## GIVEN TASK:
Copy, from the entries below, each line where the word "Computer" can be found.

## MATERIAL SHOWN:
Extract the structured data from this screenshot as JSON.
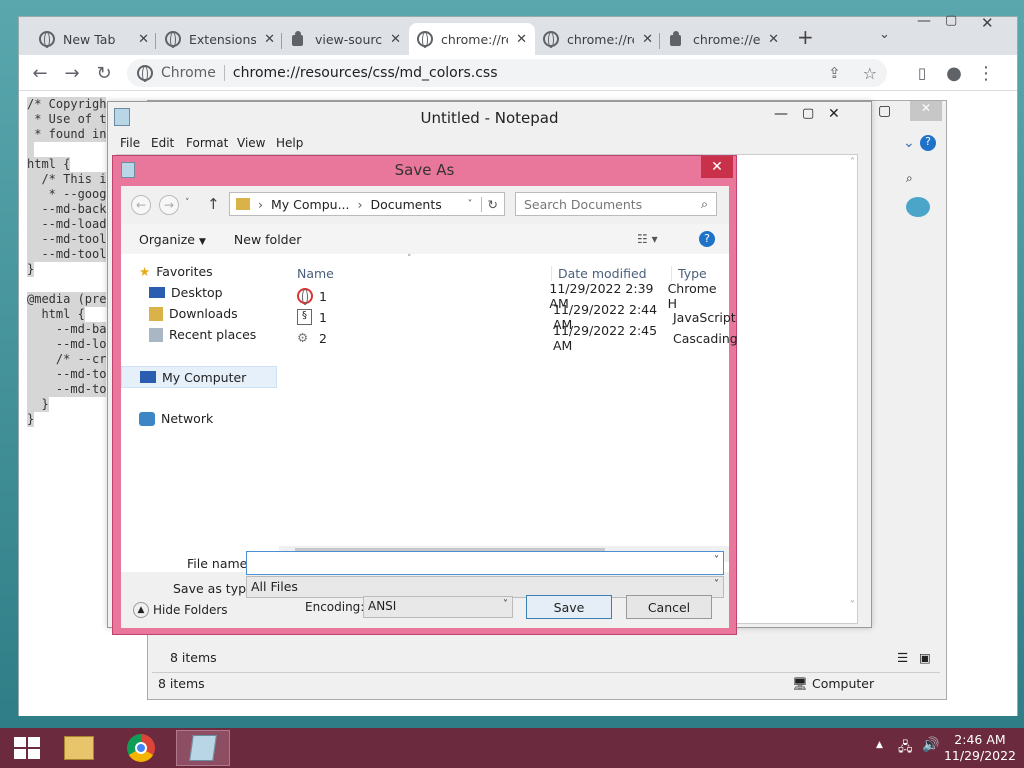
{
  "browser": {
    "tabs": [
      {
        "label": "New Tab",
        "icon": "chrome-icon"
      },
      {
        "label": "Extensions",
        "icon": "gear-icon"
      },
      {
        "label": "view-source:",
        "icon": "puzzle-icon"
      },
      {
        "label": "chrome://re",
        "icon": "globe-icon",
        "active": true
      },
      {
        "label": "chrome://re",
        "icon": "globe-icon"
      },
      {
        "label": "chrome://ex",
        "icon": "puzzle-icon"
      }
    ],
    "omnibox_label": "Chrome",
    "url": "chrome://resources/css/md_colors.css"
  },
  "page": {
    "code_lines": [
      "/* Copyrigh",
      " * Use of t",
      " * found in",
      " ",
      "html {",
      "  /* This i",
      "   * --goog",
      "  --md-back",
      "  --md-load",
      "  --md-tool",
      "  --md-tool",
      "}",
      "",
      "@media (pre",
      "  html {",
      "    --md-ba",
      "    --md-lo",
      "    /* --cr",
      "    --md-to",
      "    --md-to",
      "  }",
      "}"
    ]
  },
  "notepad": {
    "title": "Untitled - Notepad",
    "menu": [
      "File",
      "Edit",
      "Format",
      "View",
      "Help"
    ]
  },
  "save_as": {
    "title": "Save As",
    "address": [
      "My Compu...",
      "Documents"
    ],
    "search_placeholder": "Search Documents",
    "commands": {
      "organize": "Organize",
      "new_folder": "New folder"
    },
    "nav_pane": {
      "favorites": "Favorites",
      "desktop": "Desktop",
      "downloads": "Downloads",
      "recent": "Recent places",
      "computer": "My Computer",
      "network": "Network"
    },
    "columns": [
      "Name",
      "Date modified",
      "Type"
    ],
    "files": [
      {
        "name": "1",
        "date": "11/29/2022 2:39 AM",
        "type": "Chrome H",
        "icon": "chrome-icon"
      },
      {
        "name": "1",
        "date": "11/29/2022 2:44 AM",
        "type": "JavaScript",
        "icon": "script-icon"
      },
      {
        "name": "2",
        "date": "11/29/2022 2:45 AM",
        "type": "Cascading",
        "icon": "gear-file-icon"
      }
    ],
    "file_name_label": "File name:",
    "file_name_value": "",
    "save_type_label": "Save as type:",
    "save_type_value": "All Files",
    "hide_folders": "Hide Folders",
    "encoding_label": "Encoding:",
    "encoding_value": "ANSI",
    "save_label": "Save",
    "cancel_label": "Cancel"
  },
  "explorer": {
    "status_items": "8 items",
    "status_items2": "8 items",
    "status_location": "Computer"
  },
  "taskbar": {
    "time": "2:46 AM",
    "date": "11/29/2022"
  },
  "colors": {
    "dialog_frame": "#e9779b",
    "taskbar": "#6c2a3e"
  }
}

## EXPECTED ANSWER:
      "computer": "My Computer",
    "status_location": "Computer"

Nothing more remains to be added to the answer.